--- start of EXERCISE MATERIAL ---

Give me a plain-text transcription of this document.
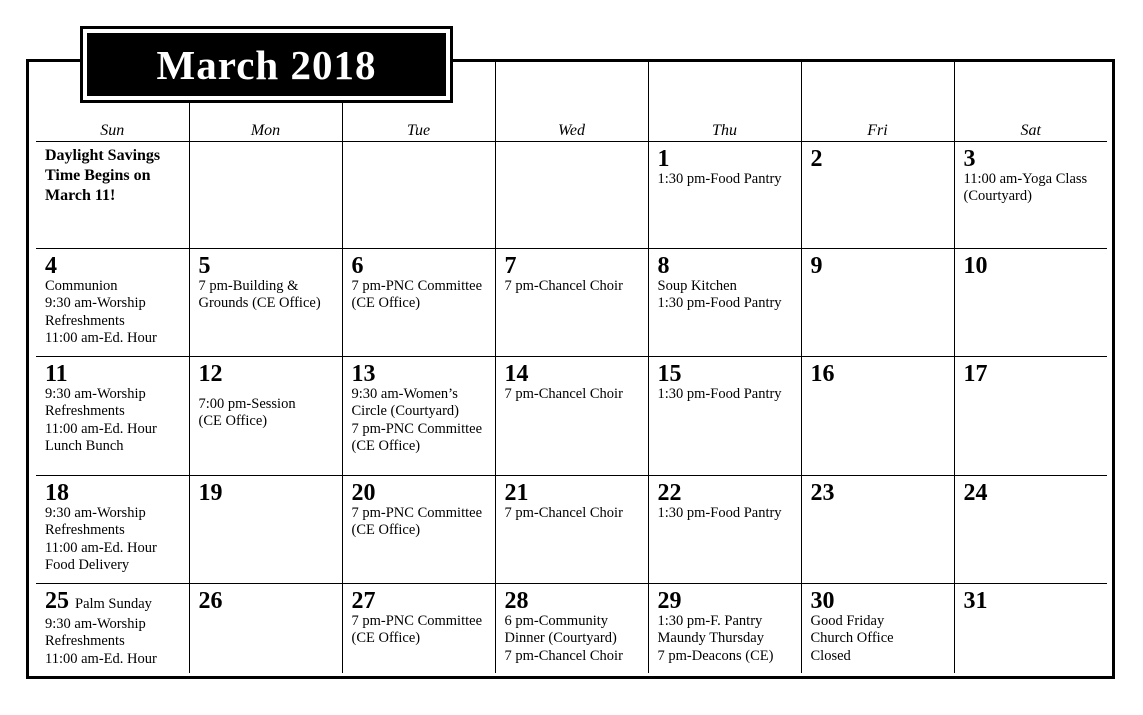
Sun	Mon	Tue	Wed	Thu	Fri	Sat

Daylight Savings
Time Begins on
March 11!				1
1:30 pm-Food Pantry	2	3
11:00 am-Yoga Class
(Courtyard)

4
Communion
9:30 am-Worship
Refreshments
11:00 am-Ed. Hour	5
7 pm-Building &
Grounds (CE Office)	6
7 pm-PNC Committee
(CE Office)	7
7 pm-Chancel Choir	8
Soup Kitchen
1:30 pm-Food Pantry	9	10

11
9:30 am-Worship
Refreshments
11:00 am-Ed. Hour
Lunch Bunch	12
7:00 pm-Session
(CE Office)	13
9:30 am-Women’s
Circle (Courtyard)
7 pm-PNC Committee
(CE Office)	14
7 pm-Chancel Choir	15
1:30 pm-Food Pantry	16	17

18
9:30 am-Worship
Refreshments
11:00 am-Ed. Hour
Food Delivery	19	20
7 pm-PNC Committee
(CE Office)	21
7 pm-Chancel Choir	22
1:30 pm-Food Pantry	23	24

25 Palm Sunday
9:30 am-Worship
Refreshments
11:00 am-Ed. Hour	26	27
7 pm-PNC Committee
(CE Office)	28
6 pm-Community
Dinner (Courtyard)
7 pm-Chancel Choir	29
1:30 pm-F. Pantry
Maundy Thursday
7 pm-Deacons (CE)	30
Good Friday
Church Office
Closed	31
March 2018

--- end of EXERCISE MATERIAL ---

• _TO DO_
Without the pictures, write out every entry precisely as it appears.

• _OUTPUT BELOW_
Give me a plain-text transcription of this document.
Sun	Mon	Tue	Wed	Thu	Fri	Sat

Daylight Savings
Time Begins on
March 11!				1
1:30 pm-Food Pantry	2	3
11:00 am-Yoga Class
(Courtyard)

4
Communion
9:30 am-Worship
Refreshments
11:00 am-Ed. Hour	5
7 pm-Building &
Grounds (CE Office)	6
7 pm-PNC Committee
(CE Office)	7
7 pm-Chancel Choir	8
Soup Kitchen
1:30 pm-Food Pantry	9	10

11
9:30 am-Worship
Refreshments
11:00 am-Ed. Hour
Lunch Bunch	12
7:00 pm-Session
(CE Office)	13
9:30 am-Women’s
Circle (Courtyard)
7 pm-PNC Committee
(CE Office)	14
7 pm-Chancel Choir	15
1:30 pm-Food Pantry	16	17

18
9:30 am-Worship
Refreshments
11:00 am-Ed. Hour
Food Delivery	19	20
7 pm-PNC Committee
(CE Office)	21
7 pm-Chancel Choir	22
1:30 pm-Food Pantry	23	24

25 Palm Sunday
9:30 am-Worship
Refreshments
11:00 am-Ed. Hour	26	27
7 pm-PNC Committee
(CE Office)	28
6 pm-Community
Dinner (Courtyard)
7 pm-Chancel Choir	29
1:30 pm-F. Pantry
Maundy Thursday
7 pm-Deacons (CE)	30
Good Friday
Church Office
Closed	31
March 2018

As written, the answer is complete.